WHAT YOU NEED TO DO - Repeat every entry word for word, skipping the pictures.

EXCERPTED DATA -

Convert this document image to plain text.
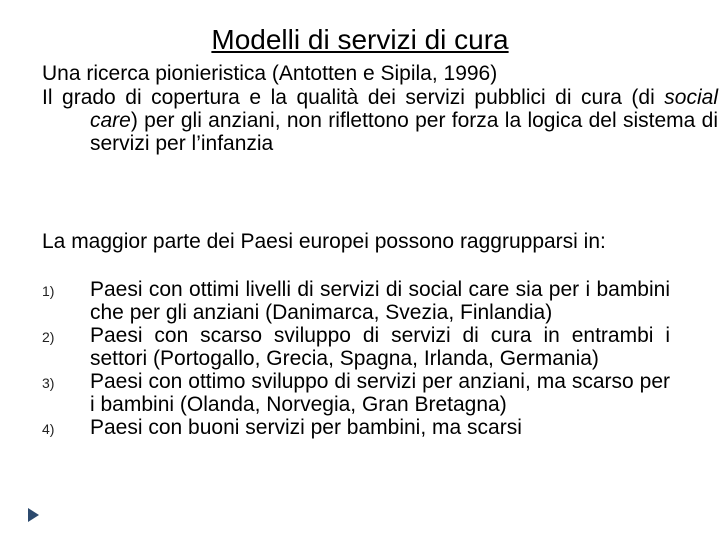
Modelli di servizi di cura
Una ricerca pionieristica (Antotten e Sipila, 1996)
Il grado di copertura e la qualità dei servizi pubblici di cura (di social care) per gli anziani, non riflettono per forza la logica del sistema di servizi per l’infanzia
La maggior parte dei Paesi europei possono raggrupparsi in:
1) Paesi con ottimi livelli di servizi di social care sia per i bambini che per gli anziani (Danimarca, Svezia, Finlandia)
2) Paesi con scarso sviluppo di servizi di cura in entrambi i settori (Portogallo, Grecia, Spagna, Irlanda, Germania)
3) Paesi con ottimo sviluppo di servizi per anziani, ma scarso per i bambini (Olanda, Norvegia, Gran Bretagna)
4) Paesi con buoni servizi per bambini, ma scarsi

OUTPUT OF THE EXERCISE -
Convert this document image to plain text.
Modelli di servizi di cura
Una ricerca pionieristica (Antotten e Sipila, 1996)
Il grado di copertura e la qualità dei servizi pubblici di cura (di social care) per gli anziani, non riflettono per forza la logica del sistema di servizi per l’infanzia
La maggior parte dei Paesi europei possono raggrupparsi in:
1) Paesi con ottimi livelli di servizi di social care sia per i bambini che per gli anziani (Danimarca, Svezia, Finlandia)
2) Paesi con scarso sviluppo di servizi di cura in entrambi i settori (Portogallo, Grecia, Spagna, Irlanda, Germania)
3) Paesi con ottimo sviluppo di servizi per anziani, ma scarso per i bambini (Olanda, Norvegia, Gran Bretagna)
4) Paesi con buoni servizi per bambini, ma scarsi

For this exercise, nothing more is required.